» **Text block**:
Earlier in the year 2018,  Hewlett Packard Enterprise (HPE) announced that it had been awarded a large $57m contract from the US Department of Defense (DoD) to provide supercomputers. As supercomputing has become an ever bigger part of the toolset of the department’s scientists and engineers innovating around the most complex technological challenges, the thirst for ever more high performance computing (HPC) has only increased. Under the contract, HPE is to provide the DoD High Performance Computing Modernization Program (HPCMP) with supercomputing capability and support services to “accelerate the development and acquisition of advanced national security capabilities,” according to a statement.

 

HPC tools are utilised by the military to solve some of the most complicated and time-consuming problems thrown up by technological development. Researchers can expand their toolkit to solve modern military and security problems using HPC hardware and software. So far HPC has been thrown at a wide variety of problems including assessing technical and management risks, such as performance, time, available resources, cost, and schedule.
According to the DoD, HPCMP supports its objectives through research, development, test, and evaluation. It allows scientists and engineers to focus on science and technology to solve complex defence challenges that could benefit from HPC innovation. To date, under HPCMP, the department has awarded a large variety of contracts both big and small that total an investment in HPC in the hundreds of millions of dollars.

 

In a statement at the time of the award in February, Bill Mannel, vice president and general manager, HPC and AI, HPE said: “In our data-driven world, supercomputing is increasingly becoming a key to stay ahead of competition – this applies to national defence just as to commercial enterprises. This latest HPCMP contract includes the build and delivery of a total of seven HPE SGI 8600 systems: four for the US Air Force Research Laboratory (AFRL) DoD Supercomputing Resource Center (DSRC) near Dayton, Ohio, and three for the US Navy DSRC Air Force Research Laboratory DSRC at Stennis Space Center, Mississippi.

 

The HPC machines are part of HPE’s SGI range. HPE bought SGI in 2016 at a cost of $275m with a specific eye towards capturing more government business. The HPE SGI 8600 was introduced last year and builds on the proven SGI ICE XA architecture. It leverages a collection of engineering innovations that were made by SGI to enable delivery of the best possible performance for an industry-standard clustered HPC system, according to HPE. These innovations include powerful CPUs, fast memory, the latest GPU technologies, high speed interconnect topologies and tuning of the Message Passing Interface. The HPE SGI 8600 is designed to scale to thousands of nodes as well as being optimised for deep learning through NVIDIA SXM2 compute trays.

» **Data for this exercise**:
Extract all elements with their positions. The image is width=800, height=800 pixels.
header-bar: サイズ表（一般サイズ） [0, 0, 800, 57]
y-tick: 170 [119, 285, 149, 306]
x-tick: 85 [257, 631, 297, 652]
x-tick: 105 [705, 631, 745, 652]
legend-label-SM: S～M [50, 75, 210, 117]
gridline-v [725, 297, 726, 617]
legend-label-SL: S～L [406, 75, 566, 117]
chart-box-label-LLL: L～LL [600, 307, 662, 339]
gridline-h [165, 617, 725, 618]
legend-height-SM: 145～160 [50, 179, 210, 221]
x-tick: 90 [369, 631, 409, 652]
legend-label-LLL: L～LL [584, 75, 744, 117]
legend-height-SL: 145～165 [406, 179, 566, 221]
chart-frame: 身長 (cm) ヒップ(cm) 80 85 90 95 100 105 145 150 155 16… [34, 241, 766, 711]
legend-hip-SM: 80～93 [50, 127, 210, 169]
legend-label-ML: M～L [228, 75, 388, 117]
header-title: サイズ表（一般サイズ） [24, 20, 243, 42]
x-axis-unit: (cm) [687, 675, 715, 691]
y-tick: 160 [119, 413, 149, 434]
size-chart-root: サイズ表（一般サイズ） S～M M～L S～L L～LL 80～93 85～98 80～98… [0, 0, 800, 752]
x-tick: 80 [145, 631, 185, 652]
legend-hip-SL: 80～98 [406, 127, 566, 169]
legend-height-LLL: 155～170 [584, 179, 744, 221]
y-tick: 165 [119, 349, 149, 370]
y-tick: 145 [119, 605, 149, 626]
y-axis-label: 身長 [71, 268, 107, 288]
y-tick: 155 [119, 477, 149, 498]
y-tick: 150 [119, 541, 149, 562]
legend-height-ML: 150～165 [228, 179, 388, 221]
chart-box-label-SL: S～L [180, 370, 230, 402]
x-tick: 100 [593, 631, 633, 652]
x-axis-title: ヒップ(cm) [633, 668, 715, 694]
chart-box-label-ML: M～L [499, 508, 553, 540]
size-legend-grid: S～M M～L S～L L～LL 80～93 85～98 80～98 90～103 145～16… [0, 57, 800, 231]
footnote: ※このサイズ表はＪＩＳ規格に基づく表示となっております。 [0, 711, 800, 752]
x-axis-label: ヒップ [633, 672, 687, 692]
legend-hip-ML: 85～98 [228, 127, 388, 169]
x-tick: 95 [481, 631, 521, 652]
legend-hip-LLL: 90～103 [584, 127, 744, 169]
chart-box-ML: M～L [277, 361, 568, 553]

» **Given task 1**: In the passage on HPE's Defense Department supercomputing contract, how much did HPE pay to acquire SGI?
» **Given task 2**: Collect each line of the rows that contains the string "size".

» **Final answer 1**: HPE paid $275m for SGI in 2016.

» **Final answer 2**:
size-chart-root: サイズ表（一般サイズ） S～M M～L S～L L～LL 80～93 85～98 80～98… [0, 0, 800, 752]
size-legend-grid: S～M M～L S～L L～LL 80～93 85～98 80～98 90～103 145～16… [0, 57, 800, 231]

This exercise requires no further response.